REQUIRED WORK: Take the data that follows and retype it word for word.

DATA SUPPLIED:
(begin)

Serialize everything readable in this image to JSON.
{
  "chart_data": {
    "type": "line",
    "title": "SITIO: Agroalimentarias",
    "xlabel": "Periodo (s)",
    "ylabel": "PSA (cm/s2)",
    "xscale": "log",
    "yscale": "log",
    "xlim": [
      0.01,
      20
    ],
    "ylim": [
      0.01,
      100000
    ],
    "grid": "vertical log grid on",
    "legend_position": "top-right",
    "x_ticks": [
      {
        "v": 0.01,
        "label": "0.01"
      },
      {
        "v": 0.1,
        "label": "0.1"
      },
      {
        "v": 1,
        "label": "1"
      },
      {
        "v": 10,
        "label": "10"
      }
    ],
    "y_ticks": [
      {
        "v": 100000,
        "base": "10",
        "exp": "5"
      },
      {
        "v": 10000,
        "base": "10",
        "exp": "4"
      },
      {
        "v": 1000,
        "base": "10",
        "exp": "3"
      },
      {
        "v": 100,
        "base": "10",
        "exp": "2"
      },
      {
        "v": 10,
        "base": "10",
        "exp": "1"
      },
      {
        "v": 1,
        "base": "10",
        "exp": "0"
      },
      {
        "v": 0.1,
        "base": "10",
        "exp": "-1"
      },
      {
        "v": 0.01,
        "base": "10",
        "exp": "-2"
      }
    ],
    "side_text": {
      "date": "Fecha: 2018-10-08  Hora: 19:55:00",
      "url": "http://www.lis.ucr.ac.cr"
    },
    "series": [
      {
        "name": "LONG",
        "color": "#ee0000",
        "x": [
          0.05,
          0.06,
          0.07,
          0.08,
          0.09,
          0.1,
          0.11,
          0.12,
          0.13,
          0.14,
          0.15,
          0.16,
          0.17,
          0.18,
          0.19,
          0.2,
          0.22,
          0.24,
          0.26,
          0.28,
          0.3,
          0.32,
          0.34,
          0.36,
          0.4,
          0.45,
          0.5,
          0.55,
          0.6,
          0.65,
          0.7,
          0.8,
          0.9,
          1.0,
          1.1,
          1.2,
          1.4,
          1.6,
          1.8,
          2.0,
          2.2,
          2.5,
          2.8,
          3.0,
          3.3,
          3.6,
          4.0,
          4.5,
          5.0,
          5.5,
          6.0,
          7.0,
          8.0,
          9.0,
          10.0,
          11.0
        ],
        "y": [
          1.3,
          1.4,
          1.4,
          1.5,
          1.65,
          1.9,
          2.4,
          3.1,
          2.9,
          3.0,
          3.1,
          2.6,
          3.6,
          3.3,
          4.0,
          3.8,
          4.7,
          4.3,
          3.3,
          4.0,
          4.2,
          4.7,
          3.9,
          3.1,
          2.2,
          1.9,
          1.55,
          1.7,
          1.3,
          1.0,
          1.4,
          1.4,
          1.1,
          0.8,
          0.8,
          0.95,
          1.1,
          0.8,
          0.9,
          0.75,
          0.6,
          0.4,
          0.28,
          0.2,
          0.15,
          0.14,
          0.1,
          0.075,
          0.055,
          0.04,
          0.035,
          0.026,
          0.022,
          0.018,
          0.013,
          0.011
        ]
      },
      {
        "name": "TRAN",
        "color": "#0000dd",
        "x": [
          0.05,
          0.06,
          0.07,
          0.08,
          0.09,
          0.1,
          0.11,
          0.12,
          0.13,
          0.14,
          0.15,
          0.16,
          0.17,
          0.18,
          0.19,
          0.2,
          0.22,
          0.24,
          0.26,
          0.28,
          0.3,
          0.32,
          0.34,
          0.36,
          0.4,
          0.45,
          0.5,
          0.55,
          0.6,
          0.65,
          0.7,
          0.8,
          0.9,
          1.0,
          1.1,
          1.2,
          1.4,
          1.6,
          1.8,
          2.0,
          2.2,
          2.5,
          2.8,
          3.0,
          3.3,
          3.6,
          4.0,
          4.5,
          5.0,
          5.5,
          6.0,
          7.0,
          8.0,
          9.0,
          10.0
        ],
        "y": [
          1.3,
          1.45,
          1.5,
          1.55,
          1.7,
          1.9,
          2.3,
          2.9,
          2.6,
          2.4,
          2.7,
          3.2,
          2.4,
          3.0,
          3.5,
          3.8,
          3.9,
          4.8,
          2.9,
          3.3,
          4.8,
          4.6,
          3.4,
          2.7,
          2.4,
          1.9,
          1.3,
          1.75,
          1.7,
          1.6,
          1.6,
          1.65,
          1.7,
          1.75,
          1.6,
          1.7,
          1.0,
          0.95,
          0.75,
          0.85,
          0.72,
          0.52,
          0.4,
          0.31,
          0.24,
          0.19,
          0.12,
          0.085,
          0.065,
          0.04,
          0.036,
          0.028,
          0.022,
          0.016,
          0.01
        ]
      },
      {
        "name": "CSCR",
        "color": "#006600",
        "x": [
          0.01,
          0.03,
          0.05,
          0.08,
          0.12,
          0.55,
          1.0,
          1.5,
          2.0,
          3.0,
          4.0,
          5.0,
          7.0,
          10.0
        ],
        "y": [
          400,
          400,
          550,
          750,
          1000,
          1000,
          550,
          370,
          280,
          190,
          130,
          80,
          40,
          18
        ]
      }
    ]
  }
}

(end)

COMPLETE OUTPUT:
Serialize everything readable in this image to JSON.
{
  "chart_data": {
    "type": "line",
    "title": "SITIO: Agroalimentarias",
    "xlabel": "Periodo (s)",
    "ylabel": "PSA (cm/s2)",
    "xscale": "log",
    "yscale": "log",
    "xlim": [
      0.01,
      20
    ],
    "ylim": [
      0.01,
      100000
    ],
    "grid": "vertical log grid on",
    "legend_position": "top-right",
    "x_ticks": [
      {
        "v": 0.01,
        "label": "0.01"
      },
      {
        "v": 0.1,
        "label": "0.1"
      },
      {
        "v": 1,
        "label": "1"
      },
      {
        "v": 10,
        "label": "10"
      }
    ],
    "y_ticks": [
      {
        "v": 100000,
        "base": "10",
        "exp": "5"
      },
      {
        "v": 10000,
        "base": "10",
        "exp": "4"
      },
      {
        "v": 1000,
        "base": "10",
        "exp": "3"
      },
      {
        "v": 100,
        "base": "10",
        "exp": "2"
      },
      {
        "v": 10,
        "base": "10",
        "exp": "1"
      },
      {
        "v": 1,
        "base": "10",
        "exp": "0"
      },
      {
        "v": 0.1,
        "base": "10",
        "exp": "-1"
      },
      {
        "v": 0.01,
        "base": "10",
        "exp": "-2"
      }
    ],
    "side_text": {
      "date": "Fecha: 2018-10-08  Hora: 19:55:00",
      "url": "http://www.lis.ucr.ac.cr"
    },
    "series": [
      {
        "name": "LONG",
        "color": "#ee0000",
        "x": [
          0.05,
          0.06,
          0.07,
          0.08,
          0.09,
          0.1,
          0.11,
          0.12,
          0.13,
          0.14,
          0.15,
          0.16,
          0.17,
          0.18,
          0.19,
          0.2,
          0.22,
          0.24,
          0.26,
          0.28,
          0.3,
          0.32,
          0.34,
          0.36,
          0.4,
          0.45,
          0.5,
          0.55,
          0.6,
          0.65,
          0.7,
          0.8,
          0.9,
          1.0,
          1.1,
          1.2,
          1.4,
          1.6,
          1.8,
          2.0,
          2.2,
          2.5,
          2.8,
          3.0,
          3.3,
          3.6,
          4.0,
          4.5,
          5.0,
          5.5,
          6.0,
          7.0,
          8.0,
          9.0,
          10.0,
          11.0
        ],
        "y": [
          1.3,
          1.4,
          1.4,
          1.5,
          1.65,
          1.9,
          2.4,
          3.1,
          2.9,
          3.0,
          3.1,
          2.6,
          3.6,
          3.3,
          4.0,
          3.8,
          4.7,
          4.3,
          3.3,
          4.0,
          4.2,
          4.7,
          3.9,
          3.1,
          2.2,
          1.9,
          1.55,
          1.7,
          1.3,
          1.0,
          1.4,
          1.4,
          1.1,
          0.8,
          0.8,
          0.95,
          1.1,
          0.8,
          0.9,
          0.75,
          0.6,
          0.4,
          0.28,
          0.2,
          0.15,
          0.14,
          0.1,
          0.075,
          0.055,
          0.04,
          0.035,
          0.026,
          0.022,
          0.018,
          0.013,
          0.011
        ]
      },
      {
        "name": "TRAN",
        "color": "#0000dd",
        "x": [
          0.05,
          0.06,
          0.07,
          0.08,
          0.09,
          0.1,
          0.11,
          0.12,
          0.13,
          0.14,
          0.15,
          0.16,
          0.17,
          0.18,
          0.19,
          0.2,
          0.22,
          0.24,
          0.26,
          0.28,
          0.3,
          0.32,
          0.34,
          0.36,
          0.4,
          0.45,
          0.5,
          0.55,
          0.6,
          0.65,
          0.7,
          0.8,
          0.9,
          1.0,
          1.1,
          1.2,
          1.4,
          1.6,
          1.8,
          2.0,
          2.2,
          2.5,
          2.8,
          3.0,
          3.3,
          3.6,
          4.0,
          4.5,
          5.0,
          5.5,
          6.0,
          7.0,
          8.0,
          9.0,
          10.0
        ],
        "y": [
          1.3,
          1.45,
          1.5,
          1.55,
          1.7,
          1.9,
          2.3,
          2.9,
          2.6,
          2.4,
          2.7,
          3.2,
          2.4,
          3.0,
          3.5,
          3.8,
          3.9,
          4.8,
          2.9,
          3.3,
          4.8,
          4.6,
          3.4,
          2.7,
          2.4,
          1.9,
          1.3,
          1.75,
          1.7,
          1.6,
          1.6,
          1.65,
          1.7,
          1.75,
          1.6,
          1.7,
          1.0,
          0.95,
          0.75,
          0.85,
          0.72,
          0.52,
          0.4,
          0.31,
          0.24,
          0.19,
          0.12,
          0.085,
          0.065,
          0.04,
          0.036,
          0.028,
          0.022,
          0.016,
          0.01
        ]
      },
      {
        "name": "CSCR",
        "color": "#006600",
        "x": [
          0.01,
          0.03,
          0.05,
          0.08,
          0.12,
          0.55,
          1.0,
          1.5,
          2.0,
          3.0,
          4.0,
          5.0,
          7.0,
          10.0
        ],
        "y": [
          400,
          400,
          550,
          750,
          1000,
          1000,
          550,
          370,
          280,
          190,
          130,
          80,
          40,
          18
        ]
      }
    ]
  }
}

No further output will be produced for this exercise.